WHAT YOU ARE ASKED TO DO
Search the listing for the string "ликвидности" and copy every line that contains it.

PROVIDED INFORMATION

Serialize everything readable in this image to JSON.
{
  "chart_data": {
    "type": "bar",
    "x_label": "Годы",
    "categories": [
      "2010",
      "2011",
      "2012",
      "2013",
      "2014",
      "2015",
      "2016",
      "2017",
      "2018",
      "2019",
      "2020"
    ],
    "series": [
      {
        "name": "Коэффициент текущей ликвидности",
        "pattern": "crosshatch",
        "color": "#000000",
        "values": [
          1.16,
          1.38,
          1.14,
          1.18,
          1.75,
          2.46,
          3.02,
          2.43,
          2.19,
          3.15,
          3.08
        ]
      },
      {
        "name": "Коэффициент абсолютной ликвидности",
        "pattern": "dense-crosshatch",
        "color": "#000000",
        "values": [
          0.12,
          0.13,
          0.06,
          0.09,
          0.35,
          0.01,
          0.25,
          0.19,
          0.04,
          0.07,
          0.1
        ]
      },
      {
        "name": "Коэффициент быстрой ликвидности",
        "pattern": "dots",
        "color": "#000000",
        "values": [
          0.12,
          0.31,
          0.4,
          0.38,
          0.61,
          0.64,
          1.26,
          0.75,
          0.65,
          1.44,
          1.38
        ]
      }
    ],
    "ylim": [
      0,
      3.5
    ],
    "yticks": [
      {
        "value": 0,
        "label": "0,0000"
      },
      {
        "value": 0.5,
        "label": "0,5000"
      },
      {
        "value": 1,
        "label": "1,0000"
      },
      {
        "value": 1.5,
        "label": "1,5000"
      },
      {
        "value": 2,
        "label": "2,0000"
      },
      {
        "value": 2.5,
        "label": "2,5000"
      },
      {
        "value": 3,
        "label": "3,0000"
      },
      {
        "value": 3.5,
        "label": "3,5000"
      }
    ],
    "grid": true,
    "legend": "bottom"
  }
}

RESULT FOR THIS EXERCISE
        "name": "Коэффициент текущей ликвидности",
        "name": "Коэффициент абсолютной ликвидности",
        "name": "Коэффициент быстрой ликвидности",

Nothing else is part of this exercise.